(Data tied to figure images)
"""
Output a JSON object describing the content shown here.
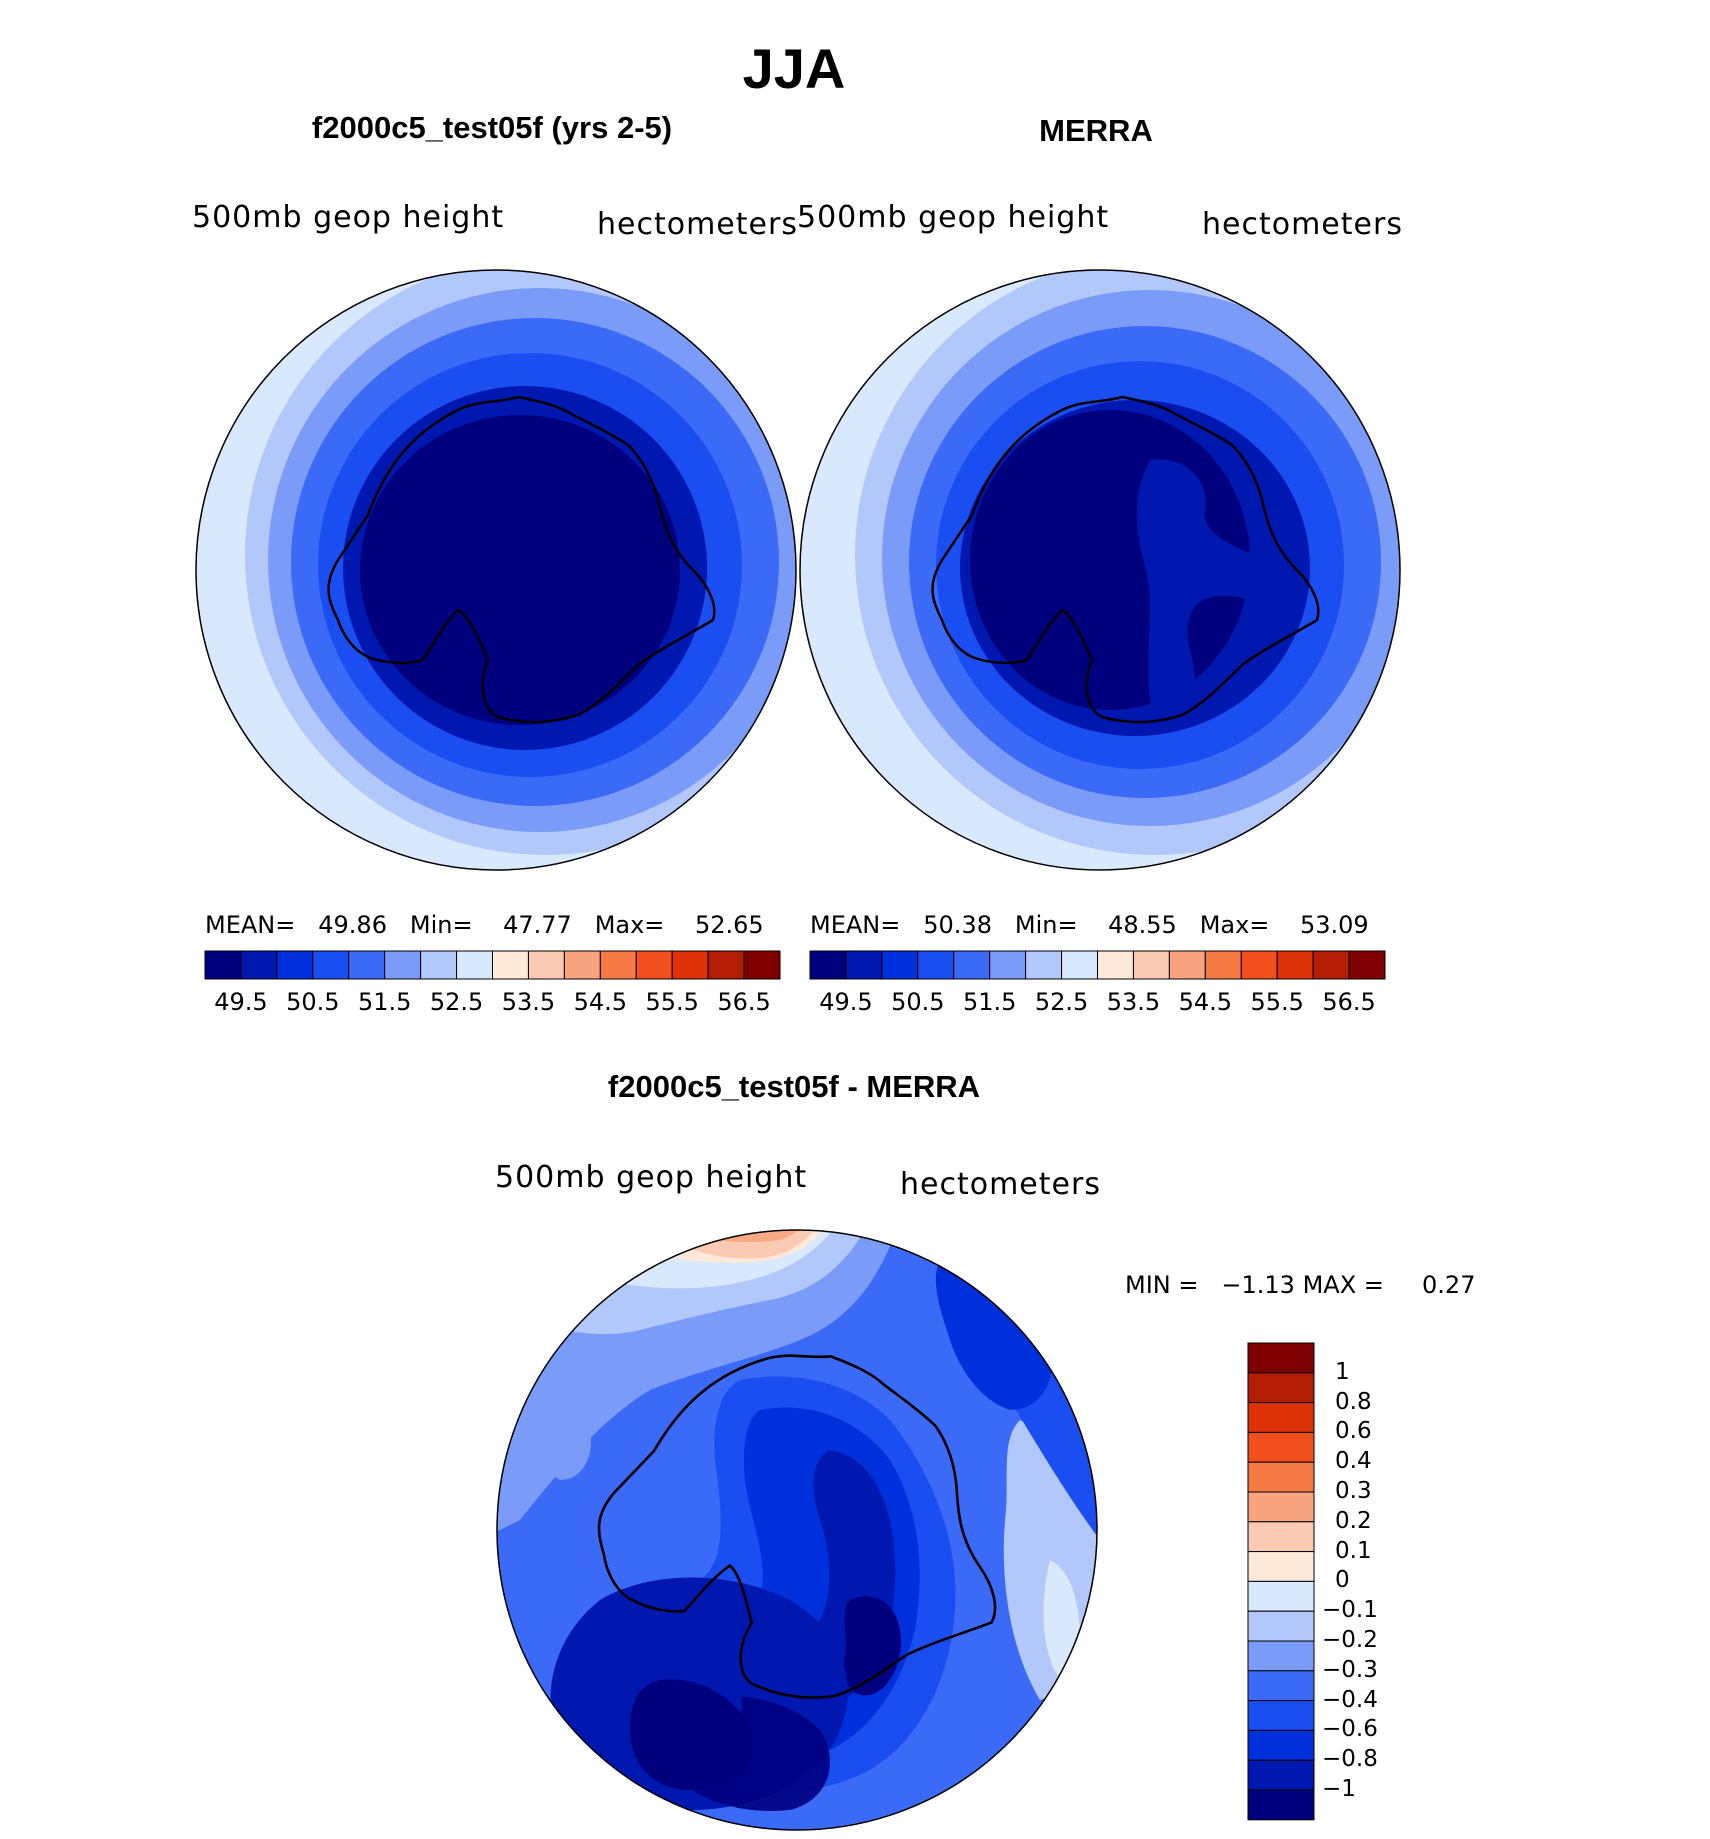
{
  "figure_title": "JJA",
  "colors": {
    "abs_scale": [
      "#00007f",
      "#0018b0",
      "#0030dc",
      "#1a4ef0",
      "#3a6af6",
      "#7a9cf8",
      "#b2c8fb",
      "#d8e8fd",
      "#fde9da",
      "#fbcab2",
      "#f8a47e",
      "#f57a46",
      "#f24f1e",
      "#dd3208",
      "#b21d04",
      "#7f0000"
    ],
    "diff_scale": [
      "#00007f",
      "#0018b0",
      "#0030dc",
      "#1a4ef0",
      "#3a6af6",
      "#7a9cf8",
      "#b2c8fb",
      "#d8e8fd",
      "#fde9da",
      "#fbcab2",
      "#f8a47e",
      "#f57a46",
      "#f24f1e",
      "#dd3208",
      "#b21d04",
      "#7f0000"
    ]
  },
  "panels": [
    {
      "title": "f2000c5_test05f (yrs 2-5)",
      "variable": "500mb geop height",
      "units": "hectometers",
      "stats": {
        "mean_label": "MEAN=",
        "mean": "49.86",
        "min_label": "Min=",
        "min": "47.77",
        "max_label": "Max=",
        "max": "52.65"
      },
      "colorbar_labels": [
        "49.5",
        "50.5",
        "51.5",
        "52.5",
        "53.5",
        "54.5",
        "55.5",
        "56.5"
      ]
    },
    {
      "title": "MERRA",
      "variable": "500mb geop height",
      "units": "hectometers",
      "stats": {
        "mean_label": "MEAN=",
        "mean": "50.38",
        "min_label": "Min=",
        "min": "48.55",
        "max_label": "Max=",
        "max": "53.09"
      },
      "colorbar_labels": [
        "49.5",
        "50.5",
        "51.5",
        "52.5",
        "53.5",
        "54.5",
        "55.5",
        "56.5"
      ]
    }
  ],
  "diff_panel": {
    "title": "f2000c5_test05f - MERRA",
    "variable": "500mb geop height",
    "units": "hectometers",
    "min_label": "MIN =",
    "min": "−1.13",
    "max_label": "MAX =",
    "max": "0.27",
    "colorbar_labels": [
      "1",
      "0.8",
      "0.6",
      "0.4",
      "0.3",
      "0.2",
      "0.1",
      "0",
      "−0.1",
      "−0.2",
      "−0.3",
      "−0.4",
      "−0.6",
      "−0.8",
      "−1"
    ]
  }
}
"""
▶ Work to complete: Give back the whole listing as it stands, minus its pictures.

▶ Solution for this exercise:
Output a JSON object describing the content shown here.
{
  "figure_title": "JJA",
  "colors": {
    "abs_scale": [
      "#00007f",
      "#0018b0",
      "#0030dc",
      "#1a4ef0",
      "#3a6af6",
      "#7a9cf8",
      "#b2c8fb",
      "#d8e8fd",
      "#fde9da",
      "#fbcab2",
      "#f8a47e",
      "#f57a46",
      "#f24f1e",
      "#dd3208",
      "#b21d04",
      "#7f0000"
    ],
    "diff_scale": [
      "#00007f",
      "#0018b0",
      "#0030dc",
      "#1a4ef0",
      "#3a6af6",
      "#7a9cf8",
      "#b2c8fb",
      "#d8e8fd",
      "#fde9da",
      "#fbcab2",
      "#f8a47e",
      "#f57a46",
      "#f24f1e",
      "#dd3208",
      "#b21d04",
      "#7f0000"
    ]
  },
  "panels": [
    {
      "title": "f2000c5_test05f (yrs 2-5)",
      "variable": "500mb geop height",
      "units": "hectometers",
      "stats": {
        "mean_label": "MEAN=",
        "mean": "49.86",
        "min_label": "Min=",
        "min": "47.77",
        "max_label": "Max=",
        "max": "52.65"
      },
      "colorbar_labels": [
        "49.5",
        "50.5",
        "51.5",
        "52.5",
        "53.5",
        "54.5",
        "55.5",
        "56.5"
      ]
    },
    {
      "title": "MERRA",
      "variable": "500mb geop height",
      "units": "hectometers",
      "stats": {
        "mean_label": "MEAN=",
        "mean": "50.38",
        "min_label": "Min=",
        "min": "48.55",
        "max_label": "Max=",
        "max": "53.09"
      },
      "colorbar_labels": [
        "49.5",
        "50.5",
        "51.5",
        "52.5",
        "53.5",
        "54.5",
        "55.5",
        "56.5"
      ]
    }
  ],
  "diff_panel": {
    "title": "f2000c5_test05f - MERRA",
    "variable": "500mb geop height",
    "units": "hectometers",
    "min_label": "MIN =",
    "min": "−1.13",
    "max_label": "MAX =",
    "max": "0.27",
    "colorbar_labels": [
      "1",
      "0.8",
      "0.6",
      "0.4",
      "0.3",
      "0.2",
      "0.1",
      "0",
      "−0.1",
      "−0.2",
      "−0.3",
      "−0.4",
      "−0.6",
      "−0.8",
      "−1"
    ]
  }
}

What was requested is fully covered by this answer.